● EXERCISE INSTRUCTIONS
Search the records for the word "sçauez" and pick out every line that has it.

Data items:

******************************

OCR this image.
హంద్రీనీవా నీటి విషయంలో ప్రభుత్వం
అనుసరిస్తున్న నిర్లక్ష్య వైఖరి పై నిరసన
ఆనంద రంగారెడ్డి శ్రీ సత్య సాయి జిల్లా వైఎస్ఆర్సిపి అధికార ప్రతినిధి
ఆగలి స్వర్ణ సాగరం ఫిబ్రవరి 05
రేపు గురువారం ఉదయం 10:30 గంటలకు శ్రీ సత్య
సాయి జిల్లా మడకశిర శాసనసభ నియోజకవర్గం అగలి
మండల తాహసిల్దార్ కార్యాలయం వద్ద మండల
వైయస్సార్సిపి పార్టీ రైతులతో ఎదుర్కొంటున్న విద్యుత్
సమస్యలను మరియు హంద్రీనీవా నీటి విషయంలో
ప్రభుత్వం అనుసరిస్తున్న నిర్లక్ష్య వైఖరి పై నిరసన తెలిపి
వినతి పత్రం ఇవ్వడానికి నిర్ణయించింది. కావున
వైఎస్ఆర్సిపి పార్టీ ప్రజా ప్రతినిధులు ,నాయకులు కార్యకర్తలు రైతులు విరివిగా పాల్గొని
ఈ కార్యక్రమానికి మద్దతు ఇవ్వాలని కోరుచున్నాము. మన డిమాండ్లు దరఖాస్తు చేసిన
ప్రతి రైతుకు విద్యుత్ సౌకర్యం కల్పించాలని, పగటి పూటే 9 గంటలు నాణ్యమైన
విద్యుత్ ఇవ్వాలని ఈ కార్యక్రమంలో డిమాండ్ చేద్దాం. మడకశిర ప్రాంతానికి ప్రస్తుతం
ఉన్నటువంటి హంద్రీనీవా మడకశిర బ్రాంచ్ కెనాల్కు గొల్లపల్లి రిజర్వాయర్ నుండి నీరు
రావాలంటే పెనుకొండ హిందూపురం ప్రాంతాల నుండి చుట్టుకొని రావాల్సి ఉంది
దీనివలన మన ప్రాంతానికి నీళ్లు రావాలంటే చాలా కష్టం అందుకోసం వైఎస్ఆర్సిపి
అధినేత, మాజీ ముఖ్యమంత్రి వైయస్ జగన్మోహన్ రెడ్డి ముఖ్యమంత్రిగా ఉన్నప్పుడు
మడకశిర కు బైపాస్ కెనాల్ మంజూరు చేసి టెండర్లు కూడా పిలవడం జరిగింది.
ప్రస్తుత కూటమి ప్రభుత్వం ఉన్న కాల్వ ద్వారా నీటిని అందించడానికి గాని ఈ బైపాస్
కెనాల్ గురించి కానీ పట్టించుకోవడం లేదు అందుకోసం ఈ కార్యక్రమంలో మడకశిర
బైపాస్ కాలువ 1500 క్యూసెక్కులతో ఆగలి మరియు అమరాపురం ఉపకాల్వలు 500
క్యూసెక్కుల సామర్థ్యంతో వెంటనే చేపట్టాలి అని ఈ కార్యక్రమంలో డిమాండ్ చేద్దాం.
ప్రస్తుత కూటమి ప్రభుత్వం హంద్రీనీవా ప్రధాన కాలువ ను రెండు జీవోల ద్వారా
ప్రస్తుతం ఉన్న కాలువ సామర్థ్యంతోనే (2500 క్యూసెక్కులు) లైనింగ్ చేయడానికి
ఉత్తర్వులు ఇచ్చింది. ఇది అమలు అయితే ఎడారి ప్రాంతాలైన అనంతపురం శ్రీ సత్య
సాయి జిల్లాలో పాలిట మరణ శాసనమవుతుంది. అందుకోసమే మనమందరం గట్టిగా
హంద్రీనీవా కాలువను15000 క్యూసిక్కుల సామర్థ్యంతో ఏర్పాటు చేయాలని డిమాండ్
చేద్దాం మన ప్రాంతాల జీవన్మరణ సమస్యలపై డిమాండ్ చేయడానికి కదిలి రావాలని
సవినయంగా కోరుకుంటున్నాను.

******************************

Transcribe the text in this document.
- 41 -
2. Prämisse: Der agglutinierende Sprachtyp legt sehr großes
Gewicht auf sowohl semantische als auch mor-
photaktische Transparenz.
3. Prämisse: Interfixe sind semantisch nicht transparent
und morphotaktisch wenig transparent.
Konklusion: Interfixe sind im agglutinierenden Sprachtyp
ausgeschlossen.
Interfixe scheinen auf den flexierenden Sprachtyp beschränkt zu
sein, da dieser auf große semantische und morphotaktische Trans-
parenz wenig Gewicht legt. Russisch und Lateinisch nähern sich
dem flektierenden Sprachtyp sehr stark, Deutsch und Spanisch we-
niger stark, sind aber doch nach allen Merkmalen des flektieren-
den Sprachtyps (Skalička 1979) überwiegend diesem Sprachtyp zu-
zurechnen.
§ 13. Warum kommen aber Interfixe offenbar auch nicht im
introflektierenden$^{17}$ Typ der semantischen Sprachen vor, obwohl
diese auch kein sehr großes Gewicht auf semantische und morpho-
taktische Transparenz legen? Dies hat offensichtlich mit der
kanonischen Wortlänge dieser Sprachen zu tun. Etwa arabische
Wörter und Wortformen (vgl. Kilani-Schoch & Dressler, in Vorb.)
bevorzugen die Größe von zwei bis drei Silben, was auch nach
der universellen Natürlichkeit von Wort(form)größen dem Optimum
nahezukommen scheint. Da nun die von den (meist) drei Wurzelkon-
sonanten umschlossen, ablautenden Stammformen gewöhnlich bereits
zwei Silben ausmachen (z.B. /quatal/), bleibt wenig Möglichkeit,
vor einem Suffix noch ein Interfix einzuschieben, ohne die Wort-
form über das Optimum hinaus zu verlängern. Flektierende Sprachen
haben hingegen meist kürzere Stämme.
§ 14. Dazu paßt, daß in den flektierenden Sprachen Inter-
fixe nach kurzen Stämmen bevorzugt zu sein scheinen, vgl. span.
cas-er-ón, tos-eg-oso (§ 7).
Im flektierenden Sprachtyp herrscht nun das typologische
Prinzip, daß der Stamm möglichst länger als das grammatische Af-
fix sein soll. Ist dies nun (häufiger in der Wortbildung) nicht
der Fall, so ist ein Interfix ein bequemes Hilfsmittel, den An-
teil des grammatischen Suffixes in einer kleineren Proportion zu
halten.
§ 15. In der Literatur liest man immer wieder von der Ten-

******************************

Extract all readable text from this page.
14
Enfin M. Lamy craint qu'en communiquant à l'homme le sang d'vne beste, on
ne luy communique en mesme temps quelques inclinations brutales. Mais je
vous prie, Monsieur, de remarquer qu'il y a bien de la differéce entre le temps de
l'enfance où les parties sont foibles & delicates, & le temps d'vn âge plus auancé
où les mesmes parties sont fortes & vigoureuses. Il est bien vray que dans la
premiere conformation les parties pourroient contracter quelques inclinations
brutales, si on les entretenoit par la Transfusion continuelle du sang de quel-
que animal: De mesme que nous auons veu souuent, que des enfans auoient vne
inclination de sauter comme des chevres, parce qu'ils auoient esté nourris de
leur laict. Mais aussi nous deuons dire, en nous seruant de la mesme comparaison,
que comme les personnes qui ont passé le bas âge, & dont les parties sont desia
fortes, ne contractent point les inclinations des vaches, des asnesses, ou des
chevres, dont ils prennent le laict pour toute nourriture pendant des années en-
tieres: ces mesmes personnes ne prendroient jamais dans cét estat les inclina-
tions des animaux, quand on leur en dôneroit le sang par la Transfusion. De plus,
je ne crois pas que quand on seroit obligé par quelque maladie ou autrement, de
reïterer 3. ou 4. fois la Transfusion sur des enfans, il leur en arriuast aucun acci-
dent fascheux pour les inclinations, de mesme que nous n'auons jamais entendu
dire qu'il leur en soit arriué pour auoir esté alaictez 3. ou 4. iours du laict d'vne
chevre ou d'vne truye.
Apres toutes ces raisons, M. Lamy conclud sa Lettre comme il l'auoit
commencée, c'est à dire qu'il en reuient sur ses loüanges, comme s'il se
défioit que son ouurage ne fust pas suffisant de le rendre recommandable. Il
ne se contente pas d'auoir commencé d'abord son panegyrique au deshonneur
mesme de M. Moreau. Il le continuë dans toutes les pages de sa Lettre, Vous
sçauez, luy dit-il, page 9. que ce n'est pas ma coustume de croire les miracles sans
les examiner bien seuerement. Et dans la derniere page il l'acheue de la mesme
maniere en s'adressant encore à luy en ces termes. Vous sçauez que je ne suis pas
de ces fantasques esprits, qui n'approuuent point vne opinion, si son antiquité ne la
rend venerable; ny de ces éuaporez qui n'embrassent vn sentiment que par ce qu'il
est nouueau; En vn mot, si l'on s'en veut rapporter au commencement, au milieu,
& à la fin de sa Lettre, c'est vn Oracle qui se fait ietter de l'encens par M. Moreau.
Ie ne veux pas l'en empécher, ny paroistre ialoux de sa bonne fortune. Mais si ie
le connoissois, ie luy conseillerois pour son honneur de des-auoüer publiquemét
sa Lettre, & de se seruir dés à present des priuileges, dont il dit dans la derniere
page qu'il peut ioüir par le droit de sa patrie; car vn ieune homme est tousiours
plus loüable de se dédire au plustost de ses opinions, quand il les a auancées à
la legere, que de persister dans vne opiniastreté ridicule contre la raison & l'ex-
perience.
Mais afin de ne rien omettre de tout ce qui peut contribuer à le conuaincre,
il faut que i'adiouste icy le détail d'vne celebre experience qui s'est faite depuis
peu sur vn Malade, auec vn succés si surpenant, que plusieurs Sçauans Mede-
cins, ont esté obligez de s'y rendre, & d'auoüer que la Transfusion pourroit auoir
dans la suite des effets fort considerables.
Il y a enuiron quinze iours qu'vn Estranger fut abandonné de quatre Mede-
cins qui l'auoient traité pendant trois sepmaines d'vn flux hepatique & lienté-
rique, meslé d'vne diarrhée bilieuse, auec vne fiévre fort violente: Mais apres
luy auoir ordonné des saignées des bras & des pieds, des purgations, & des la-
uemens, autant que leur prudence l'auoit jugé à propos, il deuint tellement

******************************

● ANSWER TO THIS TASK
sçauez, luy dit-il, page 9. que ce n'est pas ma coustume de croire les miracles sans
maniere en s'adressant encore à luy en ces termes. Vous sçauez que je ne suis pas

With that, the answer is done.